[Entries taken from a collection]
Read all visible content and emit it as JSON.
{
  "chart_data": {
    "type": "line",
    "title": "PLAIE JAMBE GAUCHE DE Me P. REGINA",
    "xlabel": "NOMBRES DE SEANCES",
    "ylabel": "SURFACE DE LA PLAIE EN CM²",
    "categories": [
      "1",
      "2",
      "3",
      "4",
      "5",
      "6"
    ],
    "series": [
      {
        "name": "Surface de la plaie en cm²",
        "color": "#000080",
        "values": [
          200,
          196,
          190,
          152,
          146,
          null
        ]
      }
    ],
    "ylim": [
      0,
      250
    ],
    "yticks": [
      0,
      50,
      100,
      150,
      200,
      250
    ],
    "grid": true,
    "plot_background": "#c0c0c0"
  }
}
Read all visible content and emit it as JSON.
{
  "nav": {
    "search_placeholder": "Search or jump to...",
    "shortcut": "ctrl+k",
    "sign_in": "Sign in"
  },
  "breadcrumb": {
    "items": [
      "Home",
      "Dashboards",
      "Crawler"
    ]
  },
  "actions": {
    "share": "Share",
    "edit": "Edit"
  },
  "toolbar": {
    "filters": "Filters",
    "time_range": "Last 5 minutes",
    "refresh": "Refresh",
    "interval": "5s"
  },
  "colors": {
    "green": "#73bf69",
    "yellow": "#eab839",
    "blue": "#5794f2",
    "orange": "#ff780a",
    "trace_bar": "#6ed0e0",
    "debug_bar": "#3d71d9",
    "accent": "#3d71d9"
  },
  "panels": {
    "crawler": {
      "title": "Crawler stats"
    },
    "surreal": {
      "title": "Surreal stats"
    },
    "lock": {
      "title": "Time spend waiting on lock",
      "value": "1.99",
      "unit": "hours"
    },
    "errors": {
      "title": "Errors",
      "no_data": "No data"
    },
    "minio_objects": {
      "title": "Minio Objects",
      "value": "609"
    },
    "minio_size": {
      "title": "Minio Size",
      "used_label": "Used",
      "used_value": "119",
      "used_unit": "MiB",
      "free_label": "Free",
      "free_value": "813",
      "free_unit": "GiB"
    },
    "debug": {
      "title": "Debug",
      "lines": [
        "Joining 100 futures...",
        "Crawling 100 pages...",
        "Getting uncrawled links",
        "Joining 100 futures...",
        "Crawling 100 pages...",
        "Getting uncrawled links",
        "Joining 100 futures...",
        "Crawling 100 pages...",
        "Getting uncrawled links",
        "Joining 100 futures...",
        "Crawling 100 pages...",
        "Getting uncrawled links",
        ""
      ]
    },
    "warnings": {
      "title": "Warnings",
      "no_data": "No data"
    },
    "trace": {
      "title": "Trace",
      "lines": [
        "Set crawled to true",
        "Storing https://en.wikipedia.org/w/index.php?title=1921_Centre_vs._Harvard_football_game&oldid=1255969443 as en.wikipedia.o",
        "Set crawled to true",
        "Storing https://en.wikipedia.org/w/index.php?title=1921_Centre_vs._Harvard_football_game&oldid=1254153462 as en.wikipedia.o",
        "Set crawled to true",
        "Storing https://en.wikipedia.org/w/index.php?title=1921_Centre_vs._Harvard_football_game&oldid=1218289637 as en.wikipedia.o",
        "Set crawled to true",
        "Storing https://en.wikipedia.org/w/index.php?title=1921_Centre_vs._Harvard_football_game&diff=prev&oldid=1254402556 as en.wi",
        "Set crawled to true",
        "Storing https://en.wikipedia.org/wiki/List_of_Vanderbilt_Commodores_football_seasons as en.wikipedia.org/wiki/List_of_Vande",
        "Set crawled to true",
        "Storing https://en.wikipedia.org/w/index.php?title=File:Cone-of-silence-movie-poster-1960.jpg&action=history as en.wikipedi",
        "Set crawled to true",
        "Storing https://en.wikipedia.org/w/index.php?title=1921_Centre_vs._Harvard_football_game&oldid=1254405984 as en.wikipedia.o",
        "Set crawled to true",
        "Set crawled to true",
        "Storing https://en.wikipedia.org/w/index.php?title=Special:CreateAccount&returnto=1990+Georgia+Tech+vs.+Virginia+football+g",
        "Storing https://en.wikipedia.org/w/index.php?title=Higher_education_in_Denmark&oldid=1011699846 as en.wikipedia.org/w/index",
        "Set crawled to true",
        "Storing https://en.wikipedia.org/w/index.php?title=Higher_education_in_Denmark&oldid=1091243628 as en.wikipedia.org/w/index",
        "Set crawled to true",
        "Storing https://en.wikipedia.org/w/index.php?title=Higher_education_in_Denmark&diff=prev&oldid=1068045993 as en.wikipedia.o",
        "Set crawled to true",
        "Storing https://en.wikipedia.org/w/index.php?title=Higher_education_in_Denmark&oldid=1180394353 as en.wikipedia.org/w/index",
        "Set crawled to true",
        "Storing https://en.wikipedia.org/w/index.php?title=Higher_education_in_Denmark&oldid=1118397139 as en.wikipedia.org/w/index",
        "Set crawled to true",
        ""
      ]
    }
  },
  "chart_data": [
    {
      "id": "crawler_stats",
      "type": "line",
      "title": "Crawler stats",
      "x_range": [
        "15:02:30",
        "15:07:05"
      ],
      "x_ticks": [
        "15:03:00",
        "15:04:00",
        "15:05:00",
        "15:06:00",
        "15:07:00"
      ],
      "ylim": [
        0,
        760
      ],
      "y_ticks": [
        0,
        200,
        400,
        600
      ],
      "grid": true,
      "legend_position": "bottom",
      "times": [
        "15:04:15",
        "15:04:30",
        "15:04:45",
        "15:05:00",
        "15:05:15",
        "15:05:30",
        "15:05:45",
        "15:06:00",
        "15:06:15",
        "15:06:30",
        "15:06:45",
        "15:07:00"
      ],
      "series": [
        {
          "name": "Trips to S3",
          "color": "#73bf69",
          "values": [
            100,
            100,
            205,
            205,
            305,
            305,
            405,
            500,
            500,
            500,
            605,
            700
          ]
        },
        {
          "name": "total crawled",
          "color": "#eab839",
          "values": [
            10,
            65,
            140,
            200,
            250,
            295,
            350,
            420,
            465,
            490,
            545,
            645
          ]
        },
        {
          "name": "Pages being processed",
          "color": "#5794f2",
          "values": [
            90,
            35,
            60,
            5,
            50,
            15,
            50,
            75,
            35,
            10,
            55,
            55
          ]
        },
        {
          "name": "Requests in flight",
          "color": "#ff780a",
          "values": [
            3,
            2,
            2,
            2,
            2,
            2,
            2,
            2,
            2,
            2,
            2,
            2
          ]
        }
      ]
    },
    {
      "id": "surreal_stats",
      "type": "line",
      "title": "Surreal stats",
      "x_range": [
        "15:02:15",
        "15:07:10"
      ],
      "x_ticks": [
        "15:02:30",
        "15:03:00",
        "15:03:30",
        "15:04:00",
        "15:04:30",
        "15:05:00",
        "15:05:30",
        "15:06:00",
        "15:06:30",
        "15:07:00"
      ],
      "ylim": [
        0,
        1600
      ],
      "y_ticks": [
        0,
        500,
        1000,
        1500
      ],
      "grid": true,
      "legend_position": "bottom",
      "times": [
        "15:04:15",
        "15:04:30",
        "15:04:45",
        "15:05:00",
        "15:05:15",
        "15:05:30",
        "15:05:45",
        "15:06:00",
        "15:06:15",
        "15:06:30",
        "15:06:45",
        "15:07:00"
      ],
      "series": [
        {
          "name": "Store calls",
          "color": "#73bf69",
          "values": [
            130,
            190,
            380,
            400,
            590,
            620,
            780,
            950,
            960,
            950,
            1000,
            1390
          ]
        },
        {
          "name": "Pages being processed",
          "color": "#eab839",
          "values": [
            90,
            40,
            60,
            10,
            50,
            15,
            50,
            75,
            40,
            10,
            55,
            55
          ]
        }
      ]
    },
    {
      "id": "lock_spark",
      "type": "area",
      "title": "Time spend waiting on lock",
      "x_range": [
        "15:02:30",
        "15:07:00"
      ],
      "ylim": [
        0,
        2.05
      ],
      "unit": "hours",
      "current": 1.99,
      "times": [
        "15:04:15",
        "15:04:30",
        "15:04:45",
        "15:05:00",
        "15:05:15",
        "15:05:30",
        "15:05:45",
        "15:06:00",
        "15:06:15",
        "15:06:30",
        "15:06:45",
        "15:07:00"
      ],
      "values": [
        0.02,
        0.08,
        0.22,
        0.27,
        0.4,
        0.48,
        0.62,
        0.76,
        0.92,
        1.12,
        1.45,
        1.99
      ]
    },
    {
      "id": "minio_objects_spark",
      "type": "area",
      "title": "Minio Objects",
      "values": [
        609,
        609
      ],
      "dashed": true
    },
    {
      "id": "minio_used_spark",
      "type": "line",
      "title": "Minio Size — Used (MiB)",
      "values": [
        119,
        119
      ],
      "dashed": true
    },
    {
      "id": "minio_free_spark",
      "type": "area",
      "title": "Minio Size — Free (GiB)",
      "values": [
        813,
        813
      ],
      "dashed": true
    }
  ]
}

**Given problem**
Work through the data and report how many of its lines hold the word "name", giving only the figure.

**Solution**
7